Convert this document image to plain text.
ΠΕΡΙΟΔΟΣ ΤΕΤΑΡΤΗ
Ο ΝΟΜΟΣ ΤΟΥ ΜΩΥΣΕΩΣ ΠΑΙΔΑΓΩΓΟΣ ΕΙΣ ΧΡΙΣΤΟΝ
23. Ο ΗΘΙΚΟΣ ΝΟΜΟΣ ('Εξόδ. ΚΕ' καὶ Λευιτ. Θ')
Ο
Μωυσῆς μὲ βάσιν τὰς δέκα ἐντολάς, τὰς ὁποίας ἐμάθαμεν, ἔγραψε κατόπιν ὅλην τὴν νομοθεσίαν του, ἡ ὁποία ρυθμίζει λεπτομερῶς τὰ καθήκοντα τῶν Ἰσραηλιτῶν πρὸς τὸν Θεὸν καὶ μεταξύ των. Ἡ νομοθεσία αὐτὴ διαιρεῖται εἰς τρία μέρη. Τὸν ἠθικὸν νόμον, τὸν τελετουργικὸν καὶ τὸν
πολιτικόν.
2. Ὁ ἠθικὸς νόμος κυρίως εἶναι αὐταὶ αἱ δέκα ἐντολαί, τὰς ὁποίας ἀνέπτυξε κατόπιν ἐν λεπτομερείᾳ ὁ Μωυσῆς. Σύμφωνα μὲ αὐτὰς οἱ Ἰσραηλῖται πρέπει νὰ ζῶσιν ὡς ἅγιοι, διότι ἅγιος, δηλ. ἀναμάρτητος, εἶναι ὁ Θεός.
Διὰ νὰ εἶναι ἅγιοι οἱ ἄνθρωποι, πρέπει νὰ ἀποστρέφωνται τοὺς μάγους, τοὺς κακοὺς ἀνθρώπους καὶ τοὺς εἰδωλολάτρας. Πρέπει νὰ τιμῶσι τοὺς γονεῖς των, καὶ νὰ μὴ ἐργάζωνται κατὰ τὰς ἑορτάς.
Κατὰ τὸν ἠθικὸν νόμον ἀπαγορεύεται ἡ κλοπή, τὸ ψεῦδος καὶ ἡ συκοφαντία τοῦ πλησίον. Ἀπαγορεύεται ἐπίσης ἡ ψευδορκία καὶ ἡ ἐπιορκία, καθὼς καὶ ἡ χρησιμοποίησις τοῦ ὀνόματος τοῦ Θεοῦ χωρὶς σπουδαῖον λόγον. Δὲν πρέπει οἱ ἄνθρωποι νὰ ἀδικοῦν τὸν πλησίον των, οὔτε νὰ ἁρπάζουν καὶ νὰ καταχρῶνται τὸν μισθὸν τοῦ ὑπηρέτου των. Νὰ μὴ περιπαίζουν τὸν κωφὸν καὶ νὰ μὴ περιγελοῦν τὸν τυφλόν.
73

------------------------

Working from the entries above, return all lines that contain "κατόπιν".

**Reply to the exercise:**
Μωυσῆς μὲ βάσιν τὰς δέκα ἐντολάς, τὰς ὁποίας ἐμάθαμεν, ἔγραψε κατόπιν ὅλην τὴν νομοθεσίαν του, ἡ ὁποία ρυθμίζει λεπτομερῶς τὰ καθήκοντα τῶν Ἰσραηλιτῶν πρὸς τὸν Θεὸν καὶ μεταξύ των. Ἡ νομοθεσία αὐτὴ διαιρεῖται εἰς τρία μέρη. Τὸν ἠθικὸν νόμον, τὸν τελετουργικὸν καὶ τὸν
2. Ὁ ἠθικὸς νόμος κυρίως εἶναι αὐταὶ αἱ δέκα ἐντολαί, τὰς ὁποίας ἀνέπτυξε κατόπιν ἐν λεπτομερείᾳ ὁ Μωυσῆς. Σύμφωνα μὲ αὐτὰς οἱ Ἰσραηλῖται πρέπει νὰ ζῶσιν ὡς ἅγιοι, διότι ἅγιος, δηλ. ἀναμάρτητος, εἶναι ὁ Θεός.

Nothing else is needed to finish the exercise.